-- Start Records to use --
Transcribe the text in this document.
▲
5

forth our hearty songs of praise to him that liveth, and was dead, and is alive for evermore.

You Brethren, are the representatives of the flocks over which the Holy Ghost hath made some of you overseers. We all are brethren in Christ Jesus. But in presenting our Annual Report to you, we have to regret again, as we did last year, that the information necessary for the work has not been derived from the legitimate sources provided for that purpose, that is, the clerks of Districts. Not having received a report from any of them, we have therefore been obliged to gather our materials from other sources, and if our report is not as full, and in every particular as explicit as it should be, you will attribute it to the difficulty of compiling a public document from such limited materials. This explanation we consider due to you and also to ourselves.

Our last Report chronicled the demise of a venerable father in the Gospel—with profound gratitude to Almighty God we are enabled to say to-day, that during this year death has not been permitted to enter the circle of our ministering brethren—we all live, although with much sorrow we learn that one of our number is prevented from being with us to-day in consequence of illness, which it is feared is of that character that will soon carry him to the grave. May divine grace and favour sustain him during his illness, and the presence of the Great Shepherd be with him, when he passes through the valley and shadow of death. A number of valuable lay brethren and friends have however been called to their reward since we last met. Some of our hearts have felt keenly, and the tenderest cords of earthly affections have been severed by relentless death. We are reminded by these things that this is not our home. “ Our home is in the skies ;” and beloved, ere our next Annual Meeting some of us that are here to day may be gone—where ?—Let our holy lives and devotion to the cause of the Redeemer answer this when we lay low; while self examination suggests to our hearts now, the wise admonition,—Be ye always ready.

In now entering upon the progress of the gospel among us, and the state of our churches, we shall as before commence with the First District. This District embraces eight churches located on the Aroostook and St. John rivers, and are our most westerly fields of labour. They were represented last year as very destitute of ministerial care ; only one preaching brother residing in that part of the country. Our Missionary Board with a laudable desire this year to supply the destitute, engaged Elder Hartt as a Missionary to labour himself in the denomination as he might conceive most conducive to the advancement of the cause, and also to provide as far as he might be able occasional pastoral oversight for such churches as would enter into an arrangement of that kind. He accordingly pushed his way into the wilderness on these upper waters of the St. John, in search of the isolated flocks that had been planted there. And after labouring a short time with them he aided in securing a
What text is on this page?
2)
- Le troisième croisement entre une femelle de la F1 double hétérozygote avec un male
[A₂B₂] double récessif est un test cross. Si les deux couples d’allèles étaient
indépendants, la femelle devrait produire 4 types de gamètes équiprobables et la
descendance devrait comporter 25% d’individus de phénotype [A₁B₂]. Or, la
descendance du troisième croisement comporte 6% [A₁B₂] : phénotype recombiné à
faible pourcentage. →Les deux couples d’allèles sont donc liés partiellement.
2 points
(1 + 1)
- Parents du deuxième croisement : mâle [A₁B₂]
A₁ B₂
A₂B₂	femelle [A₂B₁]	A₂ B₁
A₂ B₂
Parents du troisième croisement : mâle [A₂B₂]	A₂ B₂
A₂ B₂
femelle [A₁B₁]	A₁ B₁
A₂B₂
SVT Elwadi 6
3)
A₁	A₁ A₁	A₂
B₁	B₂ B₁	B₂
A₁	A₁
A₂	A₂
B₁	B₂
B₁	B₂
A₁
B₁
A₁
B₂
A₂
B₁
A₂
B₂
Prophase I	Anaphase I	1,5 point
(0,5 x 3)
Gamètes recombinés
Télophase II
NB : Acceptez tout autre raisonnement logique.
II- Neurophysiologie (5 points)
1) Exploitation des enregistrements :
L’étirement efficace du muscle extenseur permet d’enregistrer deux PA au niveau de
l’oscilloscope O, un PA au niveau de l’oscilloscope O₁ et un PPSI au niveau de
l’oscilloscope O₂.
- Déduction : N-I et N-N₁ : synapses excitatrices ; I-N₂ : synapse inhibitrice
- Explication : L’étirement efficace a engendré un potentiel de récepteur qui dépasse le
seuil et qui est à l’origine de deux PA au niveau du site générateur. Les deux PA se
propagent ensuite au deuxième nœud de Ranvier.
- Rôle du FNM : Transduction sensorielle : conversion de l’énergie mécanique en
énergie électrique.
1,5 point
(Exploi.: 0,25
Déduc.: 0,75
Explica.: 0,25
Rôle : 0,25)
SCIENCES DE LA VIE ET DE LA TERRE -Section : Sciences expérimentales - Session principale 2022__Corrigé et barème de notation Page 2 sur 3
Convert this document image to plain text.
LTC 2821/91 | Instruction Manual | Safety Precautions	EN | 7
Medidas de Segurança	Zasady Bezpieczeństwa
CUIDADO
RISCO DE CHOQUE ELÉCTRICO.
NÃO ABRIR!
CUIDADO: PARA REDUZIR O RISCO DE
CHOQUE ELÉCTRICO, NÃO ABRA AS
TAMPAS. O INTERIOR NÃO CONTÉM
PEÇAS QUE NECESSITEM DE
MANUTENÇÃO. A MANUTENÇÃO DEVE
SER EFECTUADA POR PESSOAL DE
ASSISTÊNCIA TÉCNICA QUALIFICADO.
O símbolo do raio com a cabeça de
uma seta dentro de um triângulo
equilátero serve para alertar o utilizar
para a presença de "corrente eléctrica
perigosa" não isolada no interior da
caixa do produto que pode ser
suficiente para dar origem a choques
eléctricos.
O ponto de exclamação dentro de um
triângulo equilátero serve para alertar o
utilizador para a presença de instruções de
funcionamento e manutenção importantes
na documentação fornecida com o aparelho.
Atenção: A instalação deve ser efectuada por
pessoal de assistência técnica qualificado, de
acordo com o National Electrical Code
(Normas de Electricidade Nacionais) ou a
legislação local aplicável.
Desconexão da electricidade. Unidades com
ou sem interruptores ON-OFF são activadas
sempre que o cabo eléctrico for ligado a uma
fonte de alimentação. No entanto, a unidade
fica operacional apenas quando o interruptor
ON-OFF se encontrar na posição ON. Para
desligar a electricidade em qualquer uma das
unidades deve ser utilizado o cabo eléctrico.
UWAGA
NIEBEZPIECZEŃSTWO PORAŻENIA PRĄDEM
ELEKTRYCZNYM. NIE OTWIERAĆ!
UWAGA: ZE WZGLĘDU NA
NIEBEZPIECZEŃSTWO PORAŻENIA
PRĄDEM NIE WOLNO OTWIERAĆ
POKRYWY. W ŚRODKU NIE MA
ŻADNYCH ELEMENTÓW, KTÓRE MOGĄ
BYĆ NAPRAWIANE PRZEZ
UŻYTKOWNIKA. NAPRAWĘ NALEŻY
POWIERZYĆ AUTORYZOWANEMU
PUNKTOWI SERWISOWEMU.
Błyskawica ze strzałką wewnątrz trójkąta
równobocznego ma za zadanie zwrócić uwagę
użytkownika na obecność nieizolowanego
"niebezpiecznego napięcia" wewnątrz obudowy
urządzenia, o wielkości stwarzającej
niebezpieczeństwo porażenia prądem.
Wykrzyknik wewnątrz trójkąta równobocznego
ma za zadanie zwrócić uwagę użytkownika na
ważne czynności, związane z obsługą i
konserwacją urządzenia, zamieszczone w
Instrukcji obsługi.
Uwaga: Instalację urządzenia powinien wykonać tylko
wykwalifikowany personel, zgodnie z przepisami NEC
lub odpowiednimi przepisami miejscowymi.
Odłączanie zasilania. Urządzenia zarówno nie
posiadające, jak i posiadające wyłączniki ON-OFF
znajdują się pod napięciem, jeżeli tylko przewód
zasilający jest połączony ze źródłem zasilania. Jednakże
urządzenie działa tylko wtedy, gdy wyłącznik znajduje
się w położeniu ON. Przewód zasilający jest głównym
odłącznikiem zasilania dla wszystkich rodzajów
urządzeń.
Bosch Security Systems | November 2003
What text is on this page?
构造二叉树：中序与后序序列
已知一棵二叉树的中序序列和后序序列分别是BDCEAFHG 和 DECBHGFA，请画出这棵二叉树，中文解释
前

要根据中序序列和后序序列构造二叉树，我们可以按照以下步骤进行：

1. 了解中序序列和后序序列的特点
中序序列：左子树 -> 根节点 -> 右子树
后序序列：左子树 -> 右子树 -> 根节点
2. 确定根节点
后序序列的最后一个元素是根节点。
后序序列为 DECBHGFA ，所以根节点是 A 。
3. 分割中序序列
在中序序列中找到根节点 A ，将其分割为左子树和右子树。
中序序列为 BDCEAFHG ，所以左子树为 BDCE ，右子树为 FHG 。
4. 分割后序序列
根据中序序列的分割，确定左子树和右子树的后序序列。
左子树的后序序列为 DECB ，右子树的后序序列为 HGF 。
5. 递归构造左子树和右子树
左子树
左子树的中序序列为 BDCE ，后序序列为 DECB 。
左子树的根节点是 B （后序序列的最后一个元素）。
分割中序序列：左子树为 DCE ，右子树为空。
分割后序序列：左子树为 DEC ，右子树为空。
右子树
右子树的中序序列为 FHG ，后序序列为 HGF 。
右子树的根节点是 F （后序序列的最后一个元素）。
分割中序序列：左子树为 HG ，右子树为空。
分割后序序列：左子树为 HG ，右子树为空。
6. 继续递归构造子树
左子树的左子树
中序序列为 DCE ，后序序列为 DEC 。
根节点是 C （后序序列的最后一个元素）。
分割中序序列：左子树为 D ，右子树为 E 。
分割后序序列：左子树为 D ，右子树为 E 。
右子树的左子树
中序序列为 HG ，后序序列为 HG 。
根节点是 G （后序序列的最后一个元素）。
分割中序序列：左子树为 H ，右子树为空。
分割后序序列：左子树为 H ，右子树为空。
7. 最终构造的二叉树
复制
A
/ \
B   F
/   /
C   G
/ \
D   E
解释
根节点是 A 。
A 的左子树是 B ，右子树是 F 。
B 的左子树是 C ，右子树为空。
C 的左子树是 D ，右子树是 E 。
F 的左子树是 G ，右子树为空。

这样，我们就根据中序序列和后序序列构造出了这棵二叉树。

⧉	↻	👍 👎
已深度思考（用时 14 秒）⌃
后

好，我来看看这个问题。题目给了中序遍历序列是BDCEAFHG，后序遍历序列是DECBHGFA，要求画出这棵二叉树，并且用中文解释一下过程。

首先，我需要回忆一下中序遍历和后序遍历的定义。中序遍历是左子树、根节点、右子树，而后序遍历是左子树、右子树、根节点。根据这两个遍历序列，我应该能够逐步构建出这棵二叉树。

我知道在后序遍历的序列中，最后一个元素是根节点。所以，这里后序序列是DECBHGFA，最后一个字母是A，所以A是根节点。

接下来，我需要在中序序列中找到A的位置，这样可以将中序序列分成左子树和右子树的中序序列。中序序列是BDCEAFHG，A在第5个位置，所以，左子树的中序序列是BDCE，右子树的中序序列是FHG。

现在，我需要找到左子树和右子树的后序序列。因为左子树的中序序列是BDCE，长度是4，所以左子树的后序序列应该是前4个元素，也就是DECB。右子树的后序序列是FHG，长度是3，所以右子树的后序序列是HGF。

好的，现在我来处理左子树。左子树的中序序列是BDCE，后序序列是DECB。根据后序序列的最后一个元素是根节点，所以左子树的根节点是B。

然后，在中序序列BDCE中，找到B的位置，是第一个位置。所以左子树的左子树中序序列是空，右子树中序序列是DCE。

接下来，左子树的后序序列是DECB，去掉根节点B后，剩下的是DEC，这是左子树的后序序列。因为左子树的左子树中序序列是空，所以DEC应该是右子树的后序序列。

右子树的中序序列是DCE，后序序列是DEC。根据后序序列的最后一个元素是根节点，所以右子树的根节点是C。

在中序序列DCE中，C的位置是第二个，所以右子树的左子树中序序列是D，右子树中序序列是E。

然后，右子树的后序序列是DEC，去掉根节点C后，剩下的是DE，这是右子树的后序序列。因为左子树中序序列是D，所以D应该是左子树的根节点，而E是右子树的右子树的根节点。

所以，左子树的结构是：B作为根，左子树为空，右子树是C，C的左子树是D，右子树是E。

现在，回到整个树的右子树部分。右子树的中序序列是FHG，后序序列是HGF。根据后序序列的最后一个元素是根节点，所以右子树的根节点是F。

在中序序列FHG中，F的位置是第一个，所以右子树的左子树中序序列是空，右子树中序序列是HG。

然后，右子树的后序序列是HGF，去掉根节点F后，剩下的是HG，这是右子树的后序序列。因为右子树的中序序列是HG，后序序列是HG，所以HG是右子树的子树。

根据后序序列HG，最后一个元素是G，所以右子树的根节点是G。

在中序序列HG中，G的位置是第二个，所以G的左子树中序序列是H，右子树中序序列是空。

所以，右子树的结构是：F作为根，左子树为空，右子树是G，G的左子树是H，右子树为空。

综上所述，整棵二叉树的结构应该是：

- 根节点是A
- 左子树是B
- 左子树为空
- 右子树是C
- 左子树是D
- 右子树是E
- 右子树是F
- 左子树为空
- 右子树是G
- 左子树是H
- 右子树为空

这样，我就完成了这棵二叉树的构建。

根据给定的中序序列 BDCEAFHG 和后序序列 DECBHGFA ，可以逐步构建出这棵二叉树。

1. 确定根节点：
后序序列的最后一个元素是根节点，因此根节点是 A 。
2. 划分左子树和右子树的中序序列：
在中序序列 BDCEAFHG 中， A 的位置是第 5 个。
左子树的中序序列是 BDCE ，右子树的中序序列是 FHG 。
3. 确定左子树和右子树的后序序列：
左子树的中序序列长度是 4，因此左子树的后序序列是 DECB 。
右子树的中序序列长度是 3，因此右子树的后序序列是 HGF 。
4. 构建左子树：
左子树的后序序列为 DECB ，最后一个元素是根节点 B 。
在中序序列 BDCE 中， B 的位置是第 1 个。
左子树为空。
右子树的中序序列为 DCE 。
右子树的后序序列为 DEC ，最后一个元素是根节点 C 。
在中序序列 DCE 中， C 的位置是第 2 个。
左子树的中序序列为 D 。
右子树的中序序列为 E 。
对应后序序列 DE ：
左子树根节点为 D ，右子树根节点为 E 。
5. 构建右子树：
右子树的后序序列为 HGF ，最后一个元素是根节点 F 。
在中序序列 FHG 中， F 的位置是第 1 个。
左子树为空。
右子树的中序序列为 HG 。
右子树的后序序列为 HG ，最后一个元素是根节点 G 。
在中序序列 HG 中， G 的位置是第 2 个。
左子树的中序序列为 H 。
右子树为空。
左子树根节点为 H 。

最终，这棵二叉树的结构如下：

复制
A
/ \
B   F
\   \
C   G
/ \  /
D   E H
-- End Records to use --
Each line with the string "Parents" in it needs to be found and copied.

- Parents du deuxième croisement : mâle [A₁B₂]
Parents du troisième croisement : mâle [A₂B₂]	A₂ B₂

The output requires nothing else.